● **EXERCISE DIRECTIONS**: Reproduce the listing below word for word, with no pictures.

● **THE INPUT**:
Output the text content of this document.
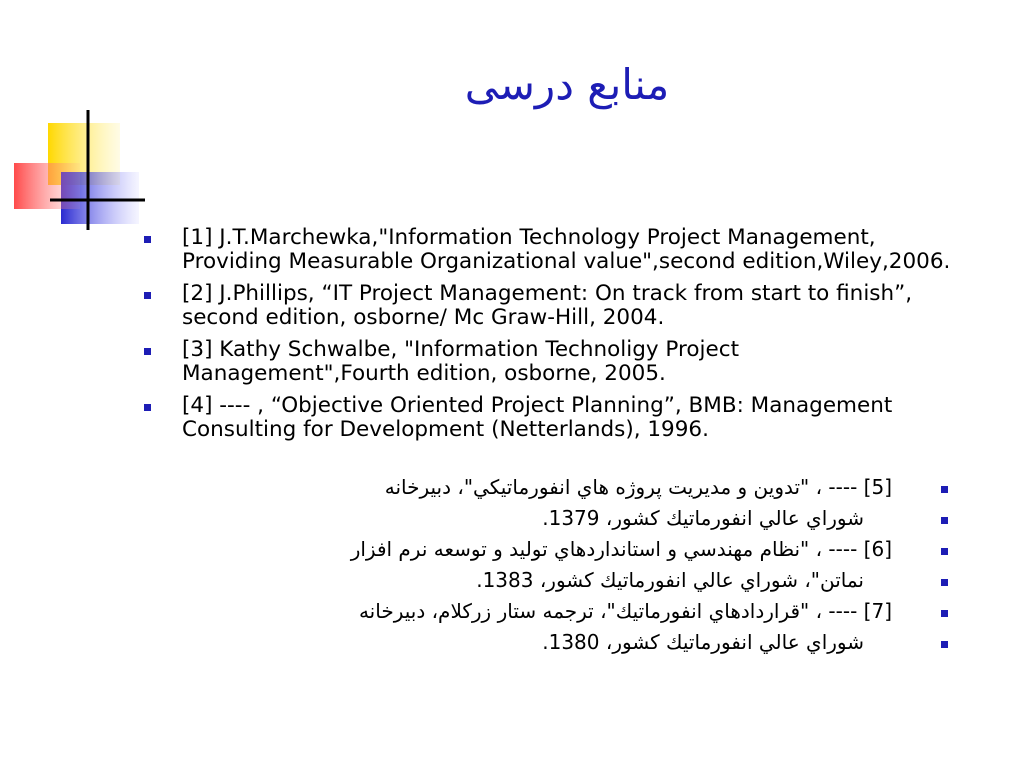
منابع درسی
[1] J.T.Marchewka,"Information Technology Project Management, Providing Measurable Organizational value",second edition,Wiley,2006.
[2] J.Phillips, “IT Project Management: On track from start to finish”, second edition, osborne/ Mc Graw-Hill, 2004.
[3] Kathy Schwalbe, "Information Technoligy Project Management",Fourth edition, osborne, 2005.
[4] ---- , “Objective Oriented Project Planning”, BMB: Management Consulting for Development (Netterlands), 1996.
[5] ---- ، "تدوين و مديريت پروژه هاي انفورماتيكي"، دبيرخانه
شوراي عالي انفورماتيك كشور، 1379.
[6] ---- ، "نظام مهندسي و استانداردهاي توليد و توسعه نرم افزار
نماتن"، شوراي عالي انفورماتيك كشور، 1383.
[7] ---- ، "قراردادهاي انفورماتيك"، ترجمه ستار زركلام، دبيرخانه
شوراي عالي انفورماتيك كشور، 1380.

● **FULL ANSWER**:
Output the text content of this document.
منابع درسی
[1] J.T.Marchewka,"Information Technology Project Management, Providing Measurable Organizational value",second edition,Wiley,2006.
[2] J.Phillips, “IT Project Management: On track from start to finish”, second edition, osborne/ Mc Graw-Hill, 2004.
[3] Kathy Schwalbe, "Information Technoligy Project Management",Fourth edition, osborne, 2005.
[4] ---- , “Objective Oriented Project Planning”, BMB: Management Consulting for Development (Netterlands), 1996.
[5] ---- ، "تدوين و مديريت پروژه هاي انفورماتيكي"، دبيرخانه
شوراي عالي انفورماتيك كشور، 1379.
[6] ---- ، "نظام مهندسي و استانداردهاي توليد و توسعه نرم افزار
نماتن"، شوراي عالي انفورماتيك كشور، 1383.
[7] ---- ، "قراردادهاي انفورماتيك"، ترجمه ستار زركلام، دبيرخانه
شوراي عالي انفورماتيك كشور، 1380.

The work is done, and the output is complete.